**TASK PROMPT:**
Transcribe the records exactly. Pictures do not belong in the transcription.

[Data listing]

-- Start --

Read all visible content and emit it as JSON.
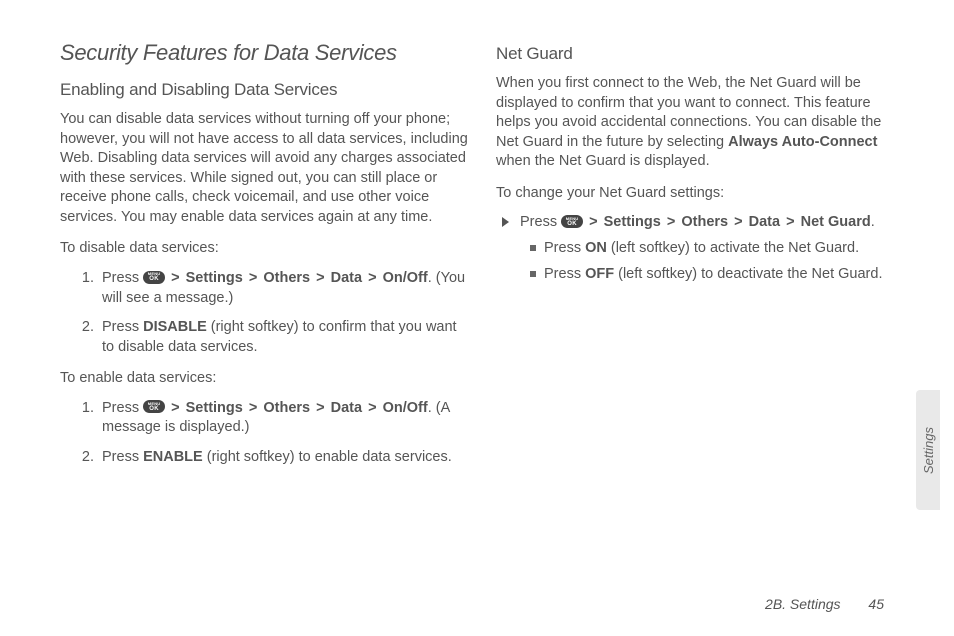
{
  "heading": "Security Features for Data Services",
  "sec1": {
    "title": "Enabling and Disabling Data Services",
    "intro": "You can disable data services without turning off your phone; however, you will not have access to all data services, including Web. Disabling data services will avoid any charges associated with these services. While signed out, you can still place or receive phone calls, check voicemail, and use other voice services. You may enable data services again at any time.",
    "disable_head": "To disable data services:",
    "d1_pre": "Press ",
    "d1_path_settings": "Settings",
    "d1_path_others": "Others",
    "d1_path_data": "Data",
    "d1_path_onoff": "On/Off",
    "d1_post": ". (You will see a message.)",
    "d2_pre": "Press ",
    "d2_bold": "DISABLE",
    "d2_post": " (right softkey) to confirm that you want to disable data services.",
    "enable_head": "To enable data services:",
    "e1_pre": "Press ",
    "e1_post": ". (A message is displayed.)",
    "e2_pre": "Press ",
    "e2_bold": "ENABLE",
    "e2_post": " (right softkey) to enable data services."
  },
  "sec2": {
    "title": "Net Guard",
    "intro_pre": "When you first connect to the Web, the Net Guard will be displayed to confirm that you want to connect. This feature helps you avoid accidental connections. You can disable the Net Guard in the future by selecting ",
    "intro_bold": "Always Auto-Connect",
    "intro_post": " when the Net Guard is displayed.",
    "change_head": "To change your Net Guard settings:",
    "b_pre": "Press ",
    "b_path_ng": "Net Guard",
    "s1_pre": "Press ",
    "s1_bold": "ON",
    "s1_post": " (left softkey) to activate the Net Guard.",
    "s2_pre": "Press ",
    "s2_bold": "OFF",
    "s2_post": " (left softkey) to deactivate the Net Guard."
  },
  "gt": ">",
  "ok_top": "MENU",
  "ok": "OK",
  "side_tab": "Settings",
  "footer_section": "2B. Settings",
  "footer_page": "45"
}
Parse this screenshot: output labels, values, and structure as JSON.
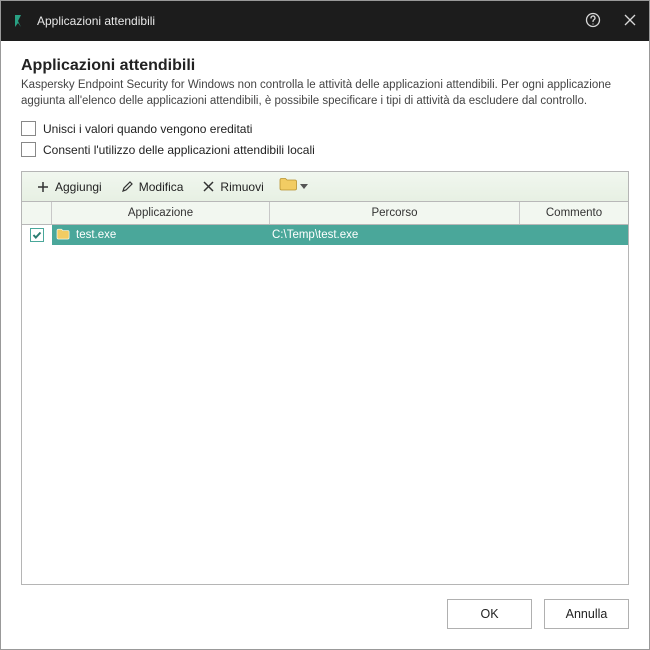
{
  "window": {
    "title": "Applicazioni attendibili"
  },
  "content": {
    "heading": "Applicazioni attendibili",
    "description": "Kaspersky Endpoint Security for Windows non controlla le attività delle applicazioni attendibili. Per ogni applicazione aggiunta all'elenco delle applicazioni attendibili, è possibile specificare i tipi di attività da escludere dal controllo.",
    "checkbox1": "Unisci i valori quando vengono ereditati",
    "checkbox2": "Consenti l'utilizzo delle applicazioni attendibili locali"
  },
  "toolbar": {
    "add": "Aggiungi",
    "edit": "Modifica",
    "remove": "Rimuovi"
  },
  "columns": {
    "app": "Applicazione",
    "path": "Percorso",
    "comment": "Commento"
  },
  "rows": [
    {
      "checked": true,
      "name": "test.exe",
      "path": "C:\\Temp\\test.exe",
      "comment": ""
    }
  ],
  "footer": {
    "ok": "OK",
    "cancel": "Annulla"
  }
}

-- End --

**ANSWER TO THIS TASK:**
Read all visible content and emit it as JSON.
{
  "heading": "Security Features for Data Services",
  "sec1": {
    "title": "Enabling and Disabling Data Services",
    "intro": "You can disable data services without turning off your phone; however, you will not have access to all data services, including Web. Disabling data services will avoid any charges associated with these services. While signed out, you can still place or receive phone calls, check voicemail, and use other voice services. You may enable data services again at any time.",
    "disable_head": "To disable data services:",
    "d1_pre": "Press ",
    "d1_path_settings": "Settings",
    "d1_path_others": "Others",
    "d1_path_data": "Data",
    "d1_path_onoff": "On/Off",
    "d1_post": ". (You will see a message.)",
    "d2_pre": "Press ",
    "d2_bold": "DISABLE",
    "d2_post": " (right softkey) to confirm that you want to disable data services.",
    "enable_head": "To enable data services:",
    "e1_pre": "Press ",
    "e1_post": ". (A message is displayed.)",
    "e2_pre": "Press ",
    "e2_bold": "ENABLE",
    "e2_post": " (right softkey) to enable data services."
  },
  "sec2": {
    "title": "Net Guard",
    "intro_pre": "When you first connect to the Web, the Net Guard will be displayed to confirm that you want to connect. This feature helps you avoid accidental connections. You can disable the Net Guard in the future by selecting ",
    "intro_bold": "Always Auto-Connect",
    "intro_post": " when the Net Guard is displayed.",
    "change_head": "To change your Net Guard settings:",
    "b_pre": "Press ",
    "b_path_ng": "Net Guard",
    "s1_pre": "Press ",
    "s1_bold": "ON",
    "s1_post": " (left softkey) to activate the Net Guard.",
    "s2_pre": "Press ",
    "s2_bold": "OFF",
    "s2_post": " (left softkey) to deactivate the Net Guard."
  },
  "gt": ">",
  "ok_top": "MENU",
  "ok": "OK",
  "side_tab": "Settings",
  "footer_section": "2B. Settings",
  "footer_page": "45"
}
Parse this screenshot: output labels, values, and structure as JSON.
{
  "window": {
    "title": "Applicazioni attendibili"
  },
  "content": {
    "heading": "Applicazioni attendibili",
    "description": "Kaspersky Endpoint Security for Windows non controlla le attività delle applicazioni attendibili. Per ogni applicazione aggiunta all'elenco delle applicazioni attendibili, è possibile specificare i tipi di attività da escludere dal controllo.",
    "checkbox1": "Unisci i valori quando vengono ereditati",
    "checkbox2": "Consenti l'utilizzo delle applicazioni attendibili locali"
  },
  "toolbar": {
    "add": "Aggiungi",
    "edit": "Modifica",
    "remove": "Rimuovi"
  },
  "columns": {
    "app": "Applicazione",
    "path": "Percorso",
    "comment": "Commento"
  },
  "rows": [
    {
      "checked": true,
      "name": "test.exe",
      "path": "C:\\Temp\\test.exe",
      "comment": ""
    }
  ],
  "footer": {
    "ok": "OK",
    "cancel": "Annulla"
  }
}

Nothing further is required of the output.